___ Entries provided ___

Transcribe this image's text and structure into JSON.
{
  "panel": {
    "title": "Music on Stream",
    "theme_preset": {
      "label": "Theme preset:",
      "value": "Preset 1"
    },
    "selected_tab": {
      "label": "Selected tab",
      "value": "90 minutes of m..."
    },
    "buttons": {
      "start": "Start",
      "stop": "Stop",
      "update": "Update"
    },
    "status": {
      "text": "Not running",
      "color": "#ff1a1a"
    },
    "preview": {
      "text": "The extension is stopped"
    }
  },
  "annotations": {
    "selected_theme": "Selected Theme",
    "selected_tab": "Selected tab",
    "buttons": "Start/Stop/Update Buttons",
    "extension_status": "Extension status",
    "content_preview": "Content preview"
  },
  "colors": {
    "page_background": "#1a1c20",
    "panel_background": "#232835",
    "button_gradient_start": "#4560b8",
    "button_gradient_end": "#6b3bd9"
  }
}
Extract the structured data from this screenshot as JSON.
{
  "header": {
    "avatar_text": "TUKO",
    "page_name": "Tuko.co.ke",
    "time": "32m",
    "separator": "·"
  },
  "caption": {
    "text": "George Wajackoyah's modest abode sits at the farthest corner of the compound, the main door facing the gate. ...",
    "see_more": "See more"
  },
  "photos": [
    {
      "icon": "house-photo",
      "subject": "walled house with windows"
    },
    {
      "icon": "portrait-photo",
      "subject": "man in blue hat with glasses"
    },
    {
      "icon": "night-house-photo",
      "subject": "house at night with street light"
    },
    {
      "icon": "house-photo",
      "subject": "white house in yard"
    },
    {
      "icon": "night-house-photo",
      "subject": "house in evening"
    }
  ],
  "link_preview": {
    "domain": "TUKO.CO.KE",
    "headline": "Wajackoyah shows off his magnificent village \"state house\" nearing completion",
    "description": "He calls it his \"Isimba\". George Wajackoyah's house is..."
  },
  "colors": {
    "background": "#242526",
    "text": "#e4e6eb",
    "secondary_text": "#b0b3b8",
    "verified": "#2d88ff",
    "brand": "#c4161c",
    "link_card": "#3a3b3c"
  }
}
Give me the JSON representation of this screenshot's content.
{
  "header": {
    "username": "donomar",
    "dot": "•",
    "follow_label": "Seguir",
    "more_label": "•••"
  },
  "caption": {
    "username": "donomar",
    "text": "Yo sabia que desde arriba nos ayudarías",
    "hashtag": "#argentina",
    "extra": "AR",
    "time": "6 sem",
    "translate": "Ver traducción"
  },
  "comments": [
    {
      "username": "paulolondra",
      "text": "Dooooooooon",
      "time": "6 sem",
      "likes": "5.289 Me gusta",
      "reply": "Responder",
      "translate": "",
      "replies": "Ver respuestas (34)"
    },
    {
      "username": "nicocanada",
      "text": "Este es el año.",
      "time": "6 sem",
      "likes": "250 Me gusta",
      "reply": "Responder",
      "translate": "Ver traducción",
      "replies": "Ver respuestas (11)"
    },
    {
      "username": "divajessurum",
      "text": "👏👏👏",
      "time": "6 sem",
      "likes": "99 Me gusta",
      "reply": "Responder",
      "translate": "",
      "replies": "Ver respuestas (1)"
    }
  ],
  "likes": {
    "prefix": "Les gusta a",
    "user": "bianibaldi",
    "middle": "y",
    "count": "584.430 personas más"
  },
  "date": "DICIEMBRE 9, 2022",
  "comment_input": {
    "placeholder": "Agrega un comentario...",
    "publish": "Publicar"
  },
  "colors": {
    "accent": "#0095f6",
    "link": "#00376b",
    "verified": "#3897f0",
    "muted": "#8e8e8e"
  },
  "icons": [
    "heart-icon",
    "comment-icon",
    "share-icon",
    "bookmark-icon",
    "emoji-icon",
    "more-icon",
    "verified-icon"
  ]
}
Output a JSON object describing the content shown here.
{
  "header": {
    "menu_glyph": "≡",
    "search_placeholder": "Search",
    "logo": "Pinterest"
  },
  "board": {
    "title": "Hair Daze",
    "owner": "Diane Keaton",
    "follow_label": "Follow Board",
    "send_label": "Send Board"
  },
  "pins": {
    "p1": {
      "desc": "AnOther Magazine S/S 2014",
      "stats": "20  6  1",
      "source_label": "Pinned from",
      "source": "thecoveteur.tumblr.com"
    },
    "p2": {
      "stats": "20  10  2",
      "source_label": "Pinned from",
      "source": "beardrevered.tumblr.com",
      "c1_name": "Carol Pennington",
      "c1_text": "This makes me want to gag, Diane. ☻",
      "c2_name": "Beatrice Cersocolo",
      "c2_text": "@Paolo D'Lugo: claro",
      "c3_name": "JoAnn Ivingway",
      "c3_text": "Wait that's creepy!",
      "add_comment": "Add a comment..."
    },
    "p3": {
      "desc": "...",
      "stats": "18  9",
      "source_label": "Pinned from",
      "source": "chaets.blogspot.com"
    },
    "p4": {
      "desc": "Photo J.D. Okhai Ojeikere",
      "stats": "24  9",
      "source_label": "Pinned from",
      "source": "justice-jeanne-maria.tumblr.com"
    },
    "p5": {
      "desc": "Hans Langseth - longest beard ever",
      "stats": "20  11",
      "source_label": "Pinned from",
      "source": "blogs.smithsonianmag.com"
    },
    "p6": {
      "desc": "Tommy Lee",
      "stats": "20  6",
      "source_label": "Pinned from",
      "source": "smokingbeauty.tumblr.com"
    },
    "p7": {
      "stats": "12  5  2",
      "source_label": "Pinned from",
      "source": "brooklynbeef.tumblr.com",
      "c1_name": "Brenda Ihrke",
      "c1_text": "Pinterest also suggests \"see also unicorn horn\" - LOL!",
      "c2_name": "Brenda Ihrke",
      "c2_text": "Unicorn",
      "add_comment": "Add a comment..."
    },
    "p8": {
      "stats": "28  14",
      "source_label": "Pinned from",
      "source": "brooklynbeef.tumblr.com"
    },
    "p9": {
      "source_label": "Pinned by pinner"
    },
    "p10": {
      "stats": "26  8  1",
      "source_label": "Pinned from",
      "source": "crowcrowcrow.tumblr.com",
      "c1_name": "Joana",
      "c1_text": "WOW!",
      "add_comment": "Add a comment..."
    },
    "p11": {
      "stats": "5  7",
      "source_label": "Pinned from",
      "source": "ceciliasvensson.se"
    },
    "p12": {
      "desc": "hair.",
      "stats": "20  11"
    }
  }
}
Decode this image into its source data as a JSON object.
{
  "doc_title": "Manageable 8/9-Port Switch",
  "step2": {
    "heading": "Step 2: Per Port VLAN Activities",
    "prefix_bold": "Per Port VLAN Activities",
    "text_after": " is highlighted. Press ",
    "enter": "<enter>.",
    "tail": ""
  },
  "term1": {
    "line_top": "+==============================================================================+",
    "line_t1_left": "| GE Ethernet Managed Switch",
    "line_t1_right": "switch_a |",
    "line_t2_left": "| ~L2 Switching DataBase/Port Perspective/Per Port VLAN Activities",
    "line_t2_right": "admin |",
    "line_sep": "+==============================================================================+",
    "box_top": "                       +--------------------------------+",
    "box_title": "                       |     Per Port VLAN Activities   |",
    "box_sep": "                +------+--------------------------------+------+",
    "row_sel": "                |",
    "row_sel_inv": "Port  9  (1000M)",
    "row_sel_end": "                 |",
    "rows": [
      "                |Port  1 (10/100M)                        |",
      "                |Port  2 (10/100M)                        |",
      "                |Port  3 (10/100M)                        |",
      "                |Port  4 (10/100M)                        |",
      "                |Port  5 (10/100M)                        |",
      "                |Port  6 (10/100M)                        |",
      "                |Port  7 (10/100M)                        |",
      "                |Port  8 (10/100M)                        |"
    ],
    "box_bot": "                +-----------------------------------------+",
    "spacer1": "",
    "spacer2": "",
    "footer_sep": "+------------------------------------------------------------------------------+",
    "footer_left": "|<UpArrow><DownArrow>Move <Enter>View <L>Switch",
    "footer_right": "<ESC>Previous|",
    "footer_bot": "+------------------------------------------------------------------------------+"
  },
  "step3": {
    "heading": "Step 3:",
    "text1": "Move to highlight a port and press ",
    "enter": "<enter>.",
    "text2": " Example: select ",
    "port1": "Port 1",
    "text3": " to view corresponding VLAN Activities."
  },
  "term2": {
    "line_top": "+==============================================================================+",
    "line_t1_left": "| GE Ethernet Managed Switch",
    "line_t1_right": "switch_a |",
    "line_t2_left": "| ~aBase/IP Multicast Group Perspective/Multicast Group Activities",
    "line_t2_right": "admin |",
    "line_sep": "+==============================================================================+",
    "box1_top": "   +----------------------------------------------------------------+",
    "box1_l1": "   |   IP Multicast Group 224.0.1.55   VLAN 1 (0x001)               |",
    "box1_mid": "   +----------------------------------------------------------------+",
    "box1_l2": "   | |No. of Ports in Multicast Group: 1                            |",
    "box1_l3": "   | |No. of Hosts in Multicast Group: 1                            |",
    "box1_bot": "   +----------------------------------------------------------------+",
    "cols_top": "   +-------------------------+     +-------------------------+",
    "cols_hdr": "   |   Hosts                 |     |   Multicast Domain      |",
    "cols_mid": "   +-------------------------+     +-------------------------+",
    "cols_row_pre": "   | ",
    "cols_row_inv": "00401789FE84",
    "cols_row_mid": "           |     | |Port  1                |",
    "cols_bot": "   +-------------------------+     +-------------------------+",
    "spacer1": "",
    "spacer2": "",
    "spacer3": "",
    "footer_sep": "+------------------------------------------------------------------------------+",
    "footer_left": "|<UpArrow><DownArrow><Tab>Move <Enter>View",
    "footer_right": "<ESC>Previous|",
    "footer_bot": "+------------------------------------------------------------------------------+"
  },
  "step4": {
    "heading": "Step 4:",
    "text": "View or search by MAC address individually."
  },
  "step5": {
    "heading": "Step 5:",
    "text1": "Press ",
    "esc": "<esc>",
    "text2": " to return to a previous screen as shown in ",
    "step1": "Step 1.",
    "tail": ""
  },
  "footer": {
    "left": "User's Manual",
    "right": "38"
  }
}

___

Exercise:
Tell how many lines above contain the word "Group". Give the number alone.

Finished exercise:
4